§ **GOAL OF THE EXERCISE**: Each line that follows should be printed again exactly as it stands.

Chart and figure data
============

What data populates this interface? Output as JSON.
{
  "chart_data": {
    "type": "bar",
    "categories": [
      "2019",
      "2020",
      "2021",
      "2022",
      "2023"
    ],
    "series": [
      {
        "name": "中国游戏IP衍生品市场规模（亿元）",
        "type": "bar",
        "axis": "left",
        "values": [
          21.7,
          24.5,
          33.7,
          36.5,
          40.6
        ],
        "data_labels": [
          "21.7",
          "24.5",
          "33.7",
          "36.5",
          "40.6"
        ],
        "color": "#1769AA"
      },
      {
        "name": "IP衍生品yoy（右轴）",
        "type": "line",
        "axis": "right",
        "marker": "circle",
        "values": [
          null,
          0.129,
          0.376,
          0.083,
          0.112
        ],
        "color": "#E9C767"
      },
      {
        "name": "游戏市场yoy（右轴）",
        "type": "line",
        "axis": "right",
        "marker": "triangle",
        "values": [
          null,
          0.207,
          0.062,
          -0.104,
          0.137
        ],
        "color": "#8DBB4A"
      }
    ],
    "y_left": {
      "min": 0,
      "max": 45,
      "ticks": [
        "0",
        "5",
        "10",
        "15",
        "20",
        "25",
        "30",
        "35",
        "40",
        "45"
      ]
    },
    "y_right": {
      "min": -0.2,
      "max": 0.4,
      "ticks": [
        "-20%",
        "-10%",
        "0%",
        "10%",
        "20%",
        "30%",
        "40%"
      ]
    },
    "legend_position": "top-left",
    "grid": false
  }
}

============

§ **ANSWER TO THIS EXERCISE**:
What data populates this interface? Output as JSON.
{
  "chart_data": {
    "type": "bar",
    "categories": [
      "2019",
      "2020",
      "2021",
      "2022",
      "2023"
    ],
    "series": [
      {
        "name": "中国游戏IP衍生品市场规模（亿元）",
        "type": "bar",
        "axis": "left",
        "values": [
          21.7,
          24.5,
          33.7,
          36.5,
          40.6
        ],
        "data_labels": [
          "21.7",
          "24.5",
          "33.7",
          "36.5",
          "40.6"
        ],
        "color": "#1769AA"
      },
      {
        "name": "IP衍生品yoy（右轴）",
        "type": "line",
        "axis": "right",
        "marker": "circle",
        "values": [
          null,
          0.129,
          0.376,
          0.083,
          0.112
        ],
        "color": "#E9C767"
      },
      {
        "name": "游戏市场yoy（右轴）",
        "type": "line",
        "axis": "right",
        "marker": "triangle",
        "values": [
          null,
          0.207,
          0.062,
          -0.104,
          0.137
        ],
        "color": "#8DBB4A"
      }
    ],
    "y_left": {
      "min": 0,
      "max": 45,
      "ticks": [
        "0",
        "5",
        "10",
        "15",
        "20",
        "25",
        "30",
        "35",
        "40",
        "45"
      ]
    },
    "y_right": {
      "min": -0.2,
      "max": 0.4,
      "ticks": [
        "-20%",
        "-10%",
        "0%",
        "10%",
        "20%",
        "30%",
        "40%"
      ]
    },
    "legend_position": "top-left",
    "grid": false
  }
}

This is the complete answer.